Stored entries:
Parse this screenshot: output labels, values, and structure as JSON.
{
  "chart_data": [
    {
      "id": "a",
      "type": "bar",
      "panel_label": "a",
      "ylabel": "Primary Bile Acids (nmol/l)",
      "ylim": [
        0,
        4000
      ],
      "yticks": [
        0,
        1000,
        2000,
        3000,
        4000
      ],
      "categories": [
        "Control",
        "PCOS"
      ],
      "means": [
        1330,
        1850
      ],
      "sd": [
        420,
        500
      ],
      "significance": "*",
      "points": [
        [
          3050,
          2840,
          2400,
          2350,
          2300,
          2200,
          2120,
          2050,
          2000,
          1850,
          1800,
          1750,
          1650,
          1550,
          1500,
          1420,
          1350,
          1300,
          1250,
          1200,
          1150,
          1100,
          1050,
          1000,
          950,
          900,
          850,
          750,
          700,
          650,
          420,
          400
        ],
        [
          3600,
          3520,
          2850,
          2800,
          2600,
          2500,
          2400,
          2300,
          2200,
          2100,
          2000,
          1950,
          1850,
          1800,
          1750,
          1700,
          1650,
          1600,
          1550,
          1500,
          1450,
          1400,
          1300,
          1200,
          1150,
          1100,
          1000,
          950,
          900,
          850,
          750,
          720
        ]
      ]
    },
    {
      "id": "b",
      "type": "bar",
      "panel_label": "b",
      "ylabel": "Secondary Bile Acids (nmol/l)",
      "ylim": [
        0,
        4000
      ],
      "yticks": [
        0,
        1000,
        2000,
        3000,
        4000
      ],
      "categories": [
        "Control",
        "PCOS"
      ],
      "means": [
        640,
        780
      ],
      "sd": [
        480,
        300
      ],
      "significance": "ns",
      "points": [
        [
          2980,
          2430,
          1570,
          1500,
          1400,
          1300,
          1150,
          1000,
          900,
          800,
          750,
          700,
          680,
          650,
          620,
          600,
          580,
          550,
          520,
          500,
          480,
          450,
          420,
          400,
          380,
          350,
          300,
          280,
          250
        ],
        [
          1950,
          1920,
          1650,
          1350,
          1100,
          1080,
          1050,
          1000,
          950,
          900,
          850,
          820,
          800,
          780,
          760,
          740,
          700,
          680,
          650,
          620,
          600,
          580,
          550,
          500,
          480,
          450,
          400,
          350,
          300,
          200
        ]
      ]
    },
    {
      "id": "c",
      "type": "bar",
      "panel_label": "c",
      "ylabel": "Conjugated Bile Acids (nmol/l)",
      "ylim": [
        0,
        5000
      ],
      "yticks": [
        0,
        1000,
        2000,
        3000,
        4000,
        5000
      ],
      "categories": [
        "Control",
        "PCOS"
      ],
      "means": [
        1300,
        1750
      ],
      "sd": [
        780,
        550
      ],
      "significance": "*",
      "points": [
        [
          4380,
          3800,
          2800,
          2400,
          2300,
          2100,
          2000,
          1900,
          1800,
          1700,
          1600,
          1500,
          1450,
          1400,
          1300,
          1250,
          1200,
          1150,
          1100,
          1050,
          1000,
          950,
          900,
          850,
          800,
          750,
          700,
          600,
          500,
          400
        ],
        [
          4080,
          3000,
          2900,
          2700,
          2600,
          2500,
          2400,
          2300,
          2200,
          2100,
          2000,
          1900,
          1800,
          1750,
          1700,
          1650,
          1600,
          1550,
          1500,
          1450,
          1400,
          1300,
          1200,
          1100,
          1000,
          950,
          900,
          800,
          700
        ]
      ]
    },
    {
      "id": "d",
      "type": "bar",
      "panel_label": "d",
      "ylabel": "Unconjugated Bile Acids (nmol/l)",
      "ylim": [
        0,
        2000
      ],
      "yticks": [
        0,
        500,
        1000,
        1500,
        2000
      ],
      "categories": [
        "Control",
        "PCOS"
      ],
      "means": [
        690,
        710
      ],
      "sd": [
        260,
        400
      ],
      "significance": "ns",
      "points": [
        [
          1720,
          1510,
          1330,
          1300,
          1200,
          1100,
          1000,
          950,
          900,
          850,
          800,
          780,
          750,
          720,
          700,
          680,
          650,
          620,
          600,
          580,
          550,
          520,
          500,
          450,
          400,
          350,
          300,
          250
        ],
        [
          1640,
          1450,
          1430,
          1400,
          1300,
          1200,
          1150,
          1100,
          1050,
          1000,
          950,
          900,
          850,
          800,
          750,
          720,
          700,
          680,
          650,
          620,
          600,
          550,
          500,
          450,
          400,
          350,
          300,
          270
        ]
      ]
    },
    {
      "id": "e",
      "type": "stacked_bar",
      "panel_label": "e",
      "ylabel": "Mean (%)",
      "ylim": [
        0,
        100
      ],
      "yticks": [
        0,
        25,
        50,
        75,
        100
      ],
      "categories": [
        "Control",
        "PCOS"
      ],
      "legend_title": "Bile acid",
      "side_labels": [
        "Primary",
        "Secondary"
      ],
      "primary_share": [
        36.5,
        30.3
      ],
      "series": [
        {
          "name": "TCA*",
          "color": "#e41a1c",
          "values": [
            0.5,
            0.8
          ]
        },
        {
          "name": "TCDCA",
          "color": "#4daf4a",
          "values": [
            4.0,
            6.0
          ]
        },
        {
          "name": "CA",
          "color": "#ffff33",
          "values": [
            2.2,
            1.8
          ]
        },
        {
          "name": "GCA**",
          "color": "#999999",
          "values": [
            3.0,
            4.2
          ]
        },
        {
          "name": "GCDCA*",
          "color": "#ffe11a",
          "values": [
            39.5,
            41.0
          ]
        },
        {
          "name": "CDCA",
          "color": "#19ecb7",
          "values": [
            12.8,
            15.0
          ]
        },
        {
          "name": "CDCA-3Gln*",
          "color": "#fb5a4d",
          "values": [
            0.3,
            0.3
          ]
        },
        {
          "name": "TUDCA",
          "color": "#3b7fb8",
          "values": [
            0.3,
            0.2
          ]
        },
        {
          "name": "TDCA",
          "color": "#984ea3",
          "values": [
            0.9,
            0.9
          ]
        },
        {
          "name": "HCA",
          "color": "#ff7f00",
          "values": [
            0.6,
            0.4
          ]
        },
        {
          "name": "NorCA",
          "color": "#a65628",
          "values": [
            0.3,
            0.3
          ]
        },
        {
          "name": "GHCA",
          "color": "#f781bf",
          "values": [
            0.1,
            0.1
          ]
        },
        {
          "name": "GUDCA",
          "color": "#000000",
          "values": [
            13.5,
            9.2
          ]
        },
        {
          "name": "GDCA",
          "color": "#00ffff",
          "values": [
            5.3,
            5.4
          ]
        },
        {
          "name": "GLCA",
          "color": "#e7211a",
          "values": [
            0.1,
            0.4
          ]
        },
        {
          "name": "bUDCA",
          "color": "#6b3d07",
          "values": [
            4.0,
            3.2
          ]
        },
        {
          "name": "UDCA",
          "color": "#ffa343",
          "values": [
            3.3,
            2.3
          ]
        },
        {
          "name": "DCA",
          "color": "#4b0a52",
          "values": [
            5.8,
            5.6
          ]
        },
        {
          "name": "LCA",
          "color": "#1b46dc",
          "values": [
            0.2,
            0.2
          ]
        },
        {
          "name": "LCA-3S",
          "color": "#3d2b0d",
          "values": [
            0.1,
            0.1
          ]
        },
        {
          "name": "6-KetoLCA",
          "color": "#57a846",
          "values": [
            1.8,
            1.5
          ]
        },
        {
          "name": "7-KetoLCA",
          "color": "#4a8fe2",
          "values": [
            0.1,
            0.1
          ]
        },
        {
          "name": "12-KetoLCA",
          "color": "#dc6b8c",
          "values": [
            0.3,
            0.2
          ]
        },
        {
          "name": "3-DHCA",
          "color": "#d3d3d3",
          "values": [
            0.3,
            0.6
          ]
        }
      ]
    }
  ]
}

Objective :: Say how many lines in the records contain the string "ylabel", and say nothing else.

The reply :: 5